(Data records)
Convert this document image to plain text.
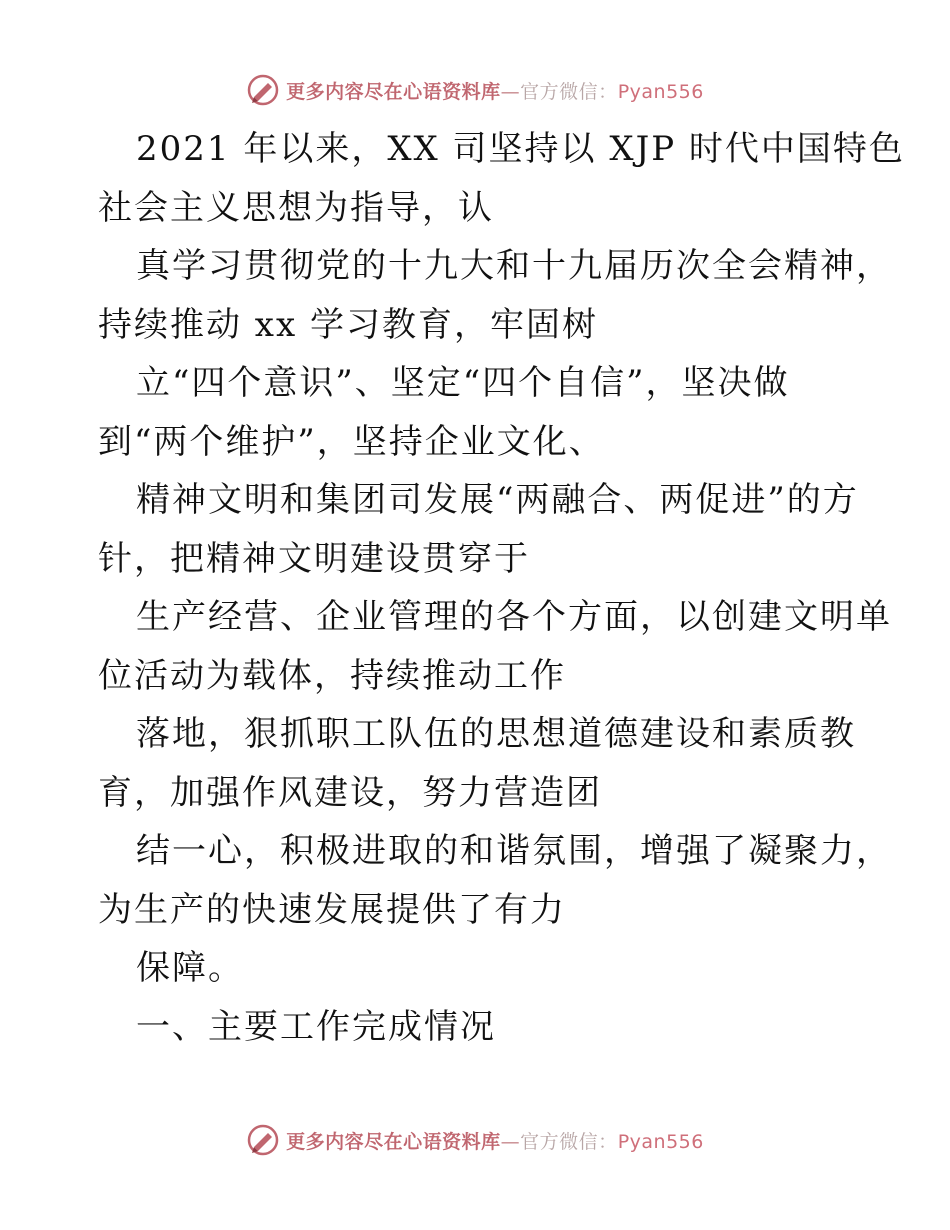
更多内容尽在心语资料库—官方微信：Pyan556
2021 年以来，XX 司坚持以 XJP 时代中国特色
社会主义思想为指导，认
真学习贯彻党的十九大和十九届历次全会精神，
持续推动 xx 学习教育，牢固树
立“四个意识”、坚定“四个自信”，坚决做
到“两个维护”，坚持企业文化、
精神文明和集团司发展“两融合、两促进”的方
针，把精神文明建设贯穿于
生产经营、企业管理的各个方面，以创建文明单
位活动为载体，持续推动工作
落地，狠抓职工队伍的思想道德建设和素质教
育，加强作风建设，努力营造团
结一心，积极进取的和谐氛围，增强了凝聚力，
为生产的快速发展提供了有力
保障。
一、主要工作完成情况
更多内容尽在心语资料库—官方微信：Pyan556
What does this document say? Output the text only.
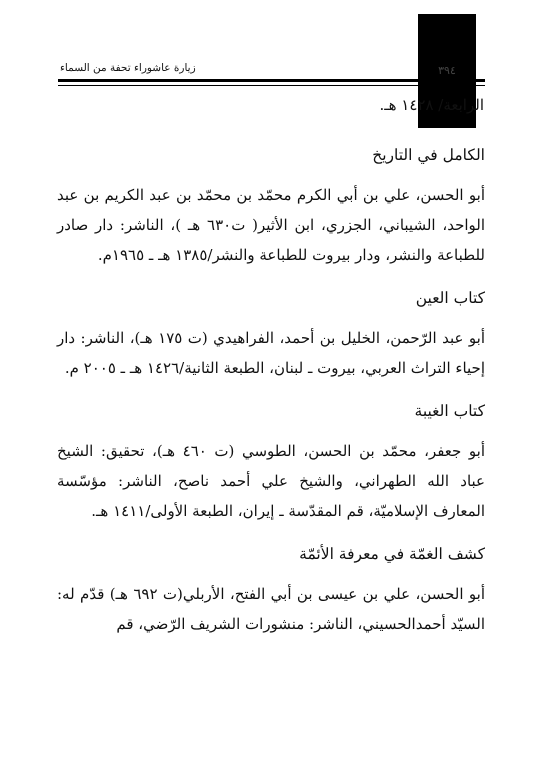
زيارة عاشوراء تحفة من السماء	٣٩٤
الرابعة/ ١٤٢٨ هـ.
الكامل في التاريخ

أبو الحسن، علي بن أبي الكرم محمّد بن محمّد بن عبد الكريم بن عبد الواحد، الشيباني، الجزري، ابن الأثير( ت٦٣٠ هـ )، الناشر: دار صادر للطباعة والنشر، ودار بيروت للطباعة والنشر/١٣٨٥ هـ ـ ١٩٦٥م.

كتاب العين

أبو عبد الرّحمن، الخليل بن أحمد، الفراهيدي (ت ١٧٥ هـ)، الناشر: دار إحياء التراث العربي، بيروت ـ لبنان، الطبعة الثانية/١٤٢٦ هـ ـ ٢٠٠٥ م.

كتاب الغيبة

أبو جعفر، محمّد بن الحسن، الطوسي (ت ٤٦٠ هـ)، تحقيق: الشيخ عباد الله الطهراني، والشيخ علي أحمد ناصح، الناشر: مؤسّسة المعارف الإسلاميّة، قم المقدّسة ـ إيران، الطبعة الأولى/١٤١١ هـ.

كشف الغمّة في معرفة الأئمّة

أبو الحسن، علي بن عيسى بن أبي الفتح، الأربلي(ت ٦٩٢ هـ) قدّم له: السيّد أحمدالحسيني، الناشر: منشورات الشريف الرّضي، قم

*PROBLEM DESCRIPTION*
Gather up the lines that contain the word "this".

*EXPECTED OUTPUT*
Convert this document image to plain text.
What does this document say? Output the text only.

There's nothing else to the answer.